[Stored data]
+ + + + + + +
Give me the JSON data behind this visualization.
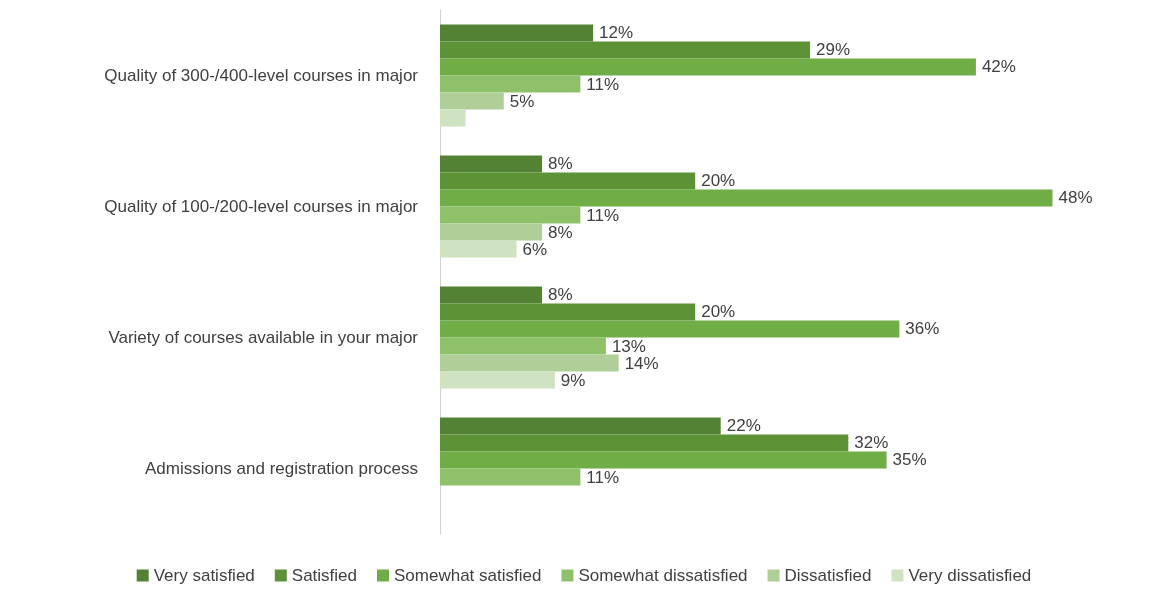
{
  "chart_data": {
    "type": "bar",
    "orientation": "horizontal",
    "categories": [
      "Quality of 300-/400-level courses in major",
      "Quality of 100-/200-level courses in major",
      "Variety of courses available in your major",
      "Admissions and registration process"
    ],
    "series": [
      {
        "name": "Very satisfied",
        "color": "#548235",
        "values": [
          12,
          8,
          8,
          22
        ],
        "value_labels": [
          "12%",
          "8%",
          "8%",
          "22%"
        ]
      },
      {
        "name": "Satisfied",
        "color": "#5e9236",
        "values": [
          29,
          20,
          20,
          32
        ],
        "value_labels": [
          "29%",
          "20%",
          "20%",
          "32%"
        ]
      },
      {
        "name": "Somewhat satisfied",
        "color": "#70ad47",
        "values": [
          42,
          48,
          36,
          35
        ],
        "value_labels": [
          "42%",
          "48%",
          "36%",
          "35%"
        ]
      },
      {
        "name": "Somewhat dissatisfied",
        "color": "#8fc16b",
        "values": [
          11,
          11,
          13,
          11
        ],
        "value_labels": [
          "11%",
          "11%",
          "13%",
          "11%"
        ]
      },
      {
        "name": "Dissatisfied",
        "color": "#b0cf98",
        "values": [
          5,
          8,
          14,
          null
        ],
        "value_labels": [
          "5%",
          "8%",
          "14%",
          null
        ]
      },
      {
        "name": "Very dissatisfied",
        "color": "#cfe2c2",
        "values": [
          2,
          6,
          9,
          null
        ],
        "value_labels": [
          null,
          "6%",
          "9%",
          null
        ]
      }
    ],
    "legend": "bottom"
  }
}
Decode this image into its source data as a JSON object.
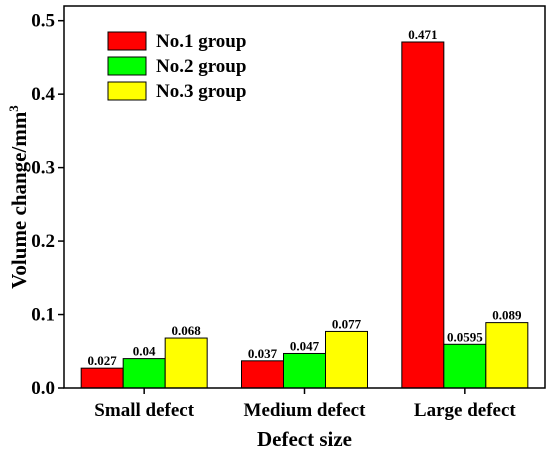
{
  "chart_data": {
    "type": "bar",
    "categories": [
      "Small defect",
      "Medium defect",
      "Large defect"
    ],
    "series": [
      {
        "name": "No.1 group",
        "values": [
          0.027,
          0.037,
          0.471
        ],
        "labels": [
          "0.027",
          "0.037",
          "0.471"
        ],
        "color": "#ff0000"
      },
      {
        "name": "No.2 group",
        "values": [
          0.04,
          0.047,
          0.0595
        ],
        "labels": [
          "0.04",
          "0.047",
          "0.0595"
        ],
        "color": "#00ff00"
      },
      {
        "name": "No.3 group",
        "values": [
          0.068,
          0.077,
          0.089
        ],
        "labels": [
          "0.068",
          "0.077",
          "0.089"
        ],
        "color": "#ffff00"
      }
    ],
    "xlabel": "Defect size",
    "ylabel_main": "Volume change/mm",
    "ylabel_sup": "3",
    "ylim": [
      0,
      0.52
    ],
    "yticks": [
      "0.0",
      "0.1",
      "0.2",
      "0.3",
      "0.4",
      "0.5"
    ],
    "grid": false,
    "legend_position": "top-left"
  }
}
+ + + + + + +
Find the word "major" in the data and copy out each line where it turns up.

      "Quality of 300-/400-level courses in major",
      "Quality of 100-/200-level courses in major",
      "Variety of courses available in your major",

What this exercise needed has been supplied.